((

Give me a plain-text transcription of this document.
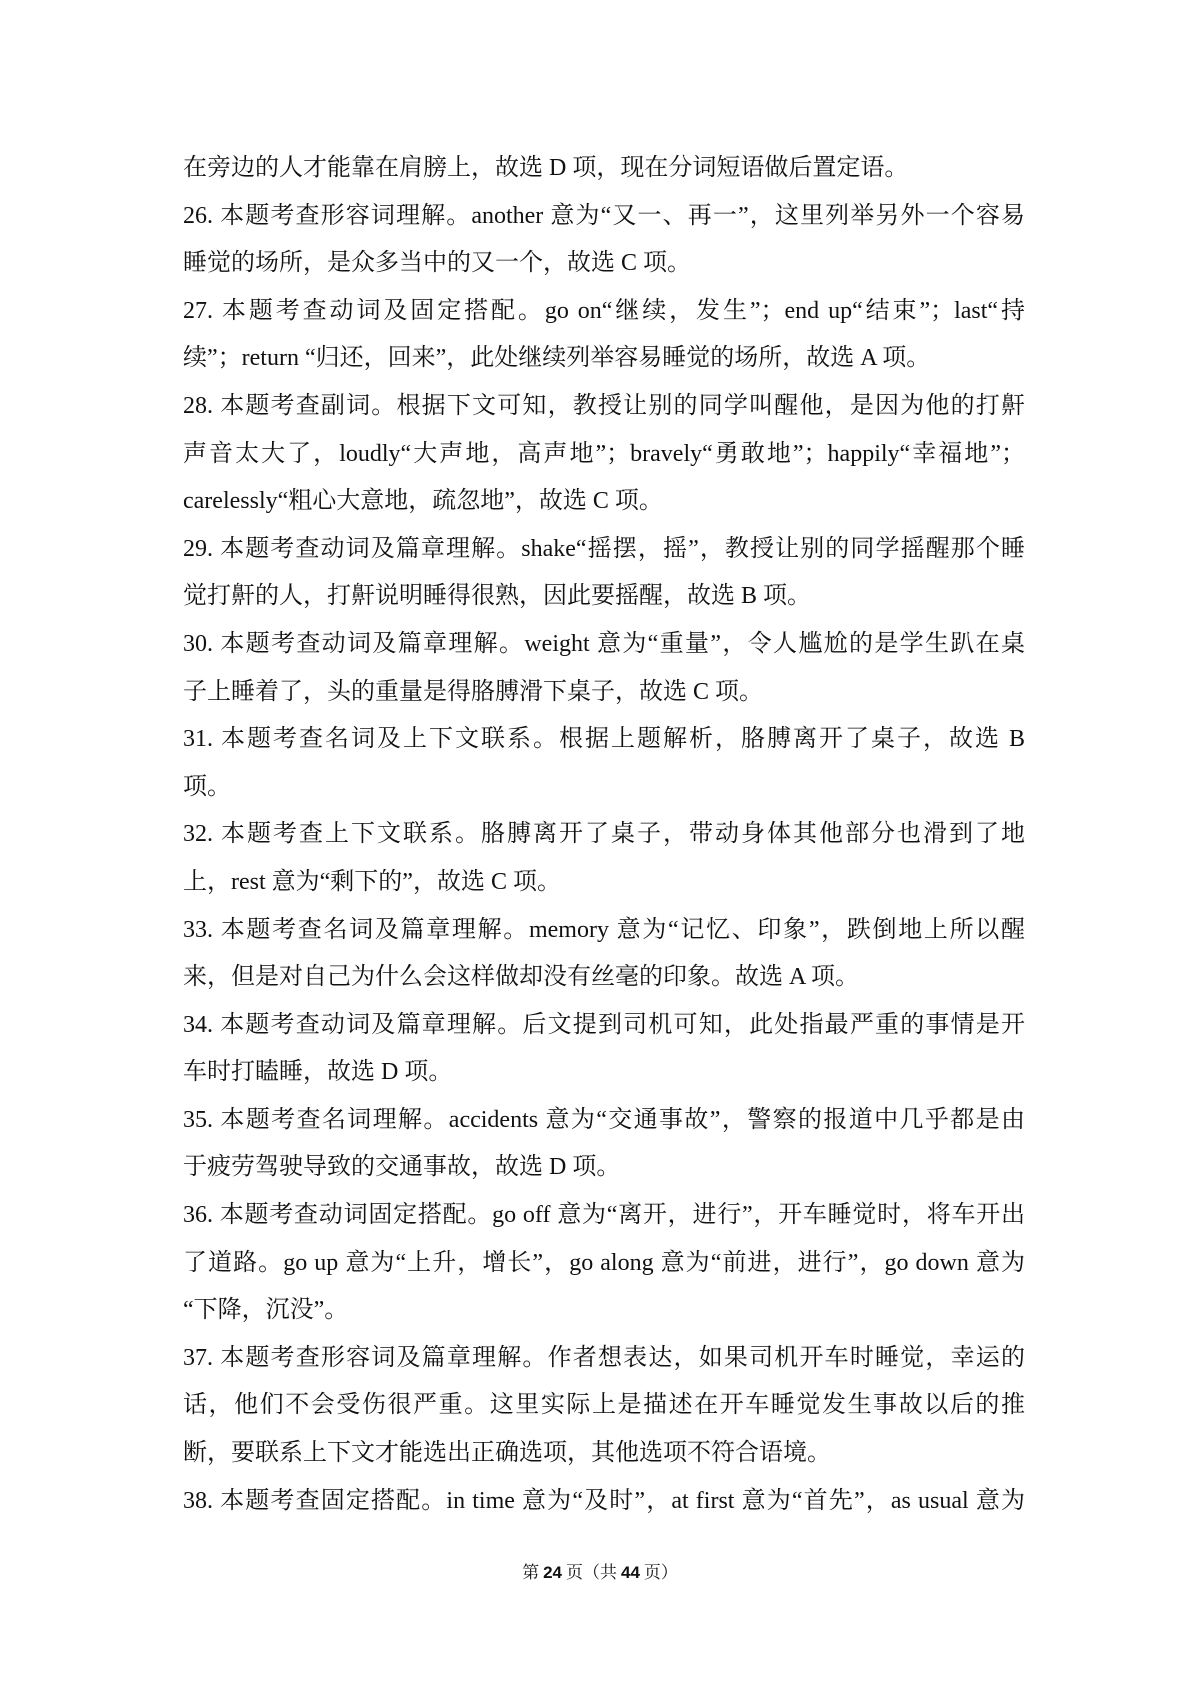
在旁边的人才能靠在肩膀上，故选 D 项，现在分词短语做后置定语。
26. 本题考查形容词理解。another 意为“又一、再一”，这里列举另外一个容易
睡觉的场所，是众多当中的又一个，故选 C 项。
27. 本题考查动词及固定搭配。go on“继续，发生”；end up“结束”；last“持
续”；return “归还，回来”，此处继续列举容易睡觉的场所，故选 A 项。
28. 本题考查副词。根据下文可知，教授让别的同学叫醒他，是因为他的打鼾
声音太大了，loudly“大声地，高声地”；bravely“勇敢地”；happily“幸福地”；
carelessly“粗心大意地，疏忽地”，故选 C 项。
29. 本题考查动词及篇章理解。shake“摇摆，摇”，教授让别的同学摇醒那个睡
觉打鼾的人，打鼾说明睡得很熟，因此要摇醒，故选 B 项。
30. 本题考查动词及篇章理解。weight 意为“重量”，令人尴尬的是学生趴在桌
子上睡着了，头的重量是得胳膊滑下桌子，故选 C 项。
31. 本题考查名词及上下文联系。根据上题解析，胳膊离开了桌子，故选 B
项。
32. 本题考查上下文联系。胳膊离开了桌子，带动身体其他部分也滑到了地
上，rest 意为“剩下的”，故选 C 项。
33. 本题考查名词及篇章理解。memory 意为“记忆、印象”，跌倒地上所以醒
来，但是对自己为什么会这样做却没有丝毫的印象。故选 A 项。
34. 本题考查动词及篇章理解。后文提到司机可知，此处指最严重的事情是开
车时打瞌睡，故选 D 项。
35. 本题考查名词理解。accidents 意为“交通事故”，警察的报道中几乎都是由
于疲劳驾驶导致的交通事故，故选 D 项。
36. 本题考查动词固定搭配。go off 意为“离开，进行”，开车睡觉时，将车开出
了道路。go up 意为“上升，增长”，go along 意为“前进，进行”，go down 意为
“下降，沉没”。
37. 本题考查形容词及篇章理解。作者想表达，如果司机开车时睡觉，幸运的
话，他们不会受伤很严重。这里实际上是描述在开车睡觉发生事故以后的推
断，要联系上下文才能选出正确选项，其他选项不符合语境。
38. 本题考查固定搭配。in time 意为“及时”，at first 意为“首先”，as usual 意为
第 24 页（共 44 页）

))

* AIM: Pick out all the lines with the word "胳膊离开了桌子" in them and copy them.

* RESULT:
31. 本题考查名词及上下文联系。根据上题解析，胳膊离开了桌子，故选 B
32. 本题考查上下文联系。胳膊离开了桌子，带动身体其他部分也滑到了地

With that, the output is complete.